▸ **Your task**: Output every line below without omitting or altering anything.

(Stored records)

+===+

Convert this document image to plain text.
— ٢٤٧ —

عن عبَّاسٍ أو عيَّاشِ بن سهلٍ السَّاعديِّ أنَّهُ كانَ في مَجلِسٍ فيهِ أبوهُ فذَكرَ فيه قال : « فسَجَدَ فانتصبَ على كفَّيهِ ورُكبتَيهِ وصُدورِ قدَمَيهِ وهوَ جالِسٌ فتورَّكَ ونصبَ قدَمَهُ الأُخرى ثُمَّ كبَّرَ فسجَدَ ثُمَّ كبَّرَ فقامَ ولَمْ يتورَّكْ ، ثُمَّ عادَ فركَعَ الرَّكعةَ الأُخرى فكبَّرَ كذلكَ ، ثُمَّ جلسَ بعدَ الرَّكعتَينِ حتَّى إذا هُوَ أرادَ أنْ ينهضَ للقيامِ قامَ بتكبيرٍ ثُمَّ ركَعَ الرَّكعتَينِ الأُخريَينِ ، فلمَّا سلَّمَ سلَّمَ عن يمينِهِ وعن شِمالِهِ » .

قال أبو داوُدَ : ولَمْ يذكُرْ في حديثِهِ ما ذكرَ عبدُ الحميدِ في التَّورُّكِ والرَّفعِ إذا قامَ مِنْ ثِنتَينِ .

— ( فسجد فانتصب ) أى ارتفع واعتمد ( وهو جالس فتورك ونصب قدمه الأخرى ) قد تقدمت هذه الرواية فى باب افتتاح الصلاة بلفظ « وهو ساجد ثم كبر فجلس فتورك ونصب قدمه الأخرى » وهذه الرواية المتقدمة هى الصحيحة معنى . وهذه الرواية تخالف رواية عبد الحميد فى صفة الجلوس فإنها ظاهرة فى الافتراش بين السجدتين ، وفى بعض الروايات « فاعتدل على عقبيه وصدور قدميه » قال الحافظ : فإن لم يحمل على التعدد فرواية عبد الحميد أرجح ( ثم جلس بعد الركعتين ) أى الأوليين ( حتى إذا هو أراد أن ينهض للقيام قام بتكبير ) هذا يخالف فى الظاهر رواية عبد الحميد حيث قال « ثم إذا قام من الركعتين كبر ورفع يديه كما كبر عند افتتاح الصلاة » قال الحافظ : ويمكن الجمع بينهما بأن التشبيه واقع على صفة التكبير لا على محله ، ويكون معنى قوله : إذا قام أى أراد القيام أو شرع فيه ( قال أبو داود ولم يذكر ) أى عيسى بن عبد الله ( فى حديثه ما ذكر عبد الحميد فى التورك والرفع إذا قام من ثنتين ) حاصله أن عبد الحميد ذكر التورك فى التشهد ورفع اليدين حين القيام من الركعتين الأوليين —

+===+

▸ **Reply to the task**:
Convert this document image to plain text.
— ٢٤٧ —

عن عبَّاسٍ أو عيَّاشِ بن سهلٍ السَّاعديِّ أنَّهُ كانَ في مَجلِسٍ فيهِ أبوهُ فذَكرَ فيه قال : « فسَجَدَ فانتصبَ على كفَّيهِ ورُكبتَيهِ وصُدورِ قدَمَيهِ وهوَ جالِسٌ فتورَّكَ ونصبَ قدَمَهُ الأُخرى ثُمَّ كبَّرَ فسجَدَ ثُمَّ كبَّرَ فقامَ ولَمْ يتورَّكْ ، ثُمَّ عادَ فركَعَ الرَّكعةَ الأُخرى فكبَّرَ كذلكَ ، ثُمَّ جلسَ بعدَ الرَّكعتَينِ حتَّى إذا هُوَ أرادَ أنْ ينهضَ للقيامِ قامَ بتكبيرٍ ثُمَّ ركَعَ الرَّكعتَينِ الأُخريَينِ ، فلمَّا سلَّمَ سلَّمَ عن يمينِهِ وعن شِمالِهِ » .

قال أبو داوُدَ : ولَمْ يذكُرْ في حديثِهِ ما ذكرَ عبدُ الحميدِ في التَّورُّكِ والرَّفعِ إذا قامَ مِنْ ثِنتَينِ .

— ( فسجد فانتصب ) أى ارتفع واعتمد ( وهو جالس فتورك ونصب قدمه الأخرى ) قد تقدمت هذه الرواية فى باب افتتاح الصلاة بلفظ « وهو ساجد ثم كبر فجلس فتورك ونصب قدمه الأخرى » وهذه الرواية المتقدمة هى الصحيحة معنى . وهذه الرواية تخالف رواية عبد الحميد فى صفة الجلوس فإنها ظاهرة فى الافتراش بين السجدتين ، وفى بعض الروايات « فاعتدل على عقبيه وصدور قدميه » قال الحافظ : فإن لم يحمل على التعدد فرواية عبد الحميد أرجح ( ثم جلس بعد الركعتين ) أى الأوليين ( حتى إذا هو أراد أن ينهض للقيام قام بتكبير ) هذا يخالف فى الظاهر رواية عبد الحميد حيث قال « ثم إذا قام من الركعتين كبر ورفع يديه كما كبر عند افتتاح الصلاة » قال الحافظ : ويمكن الجمع بينهما بأن التشبيه واقع على صفة التكبير لا على محله ، ويكون معنى قوله : إذا قام أى أراد القيام أو شرع فيه ( قال أبو داود ولم يذكر ) أى عيسى بن عبد الله ( فى حديثه ما ذكر عبد الحميد فى التورك والرفع إذا قام من ثنتين ) حاصله أن عبد الحميد ذكر التورك فى التشهد ورفع اليدين حين القيام من الركعتين الأوليين —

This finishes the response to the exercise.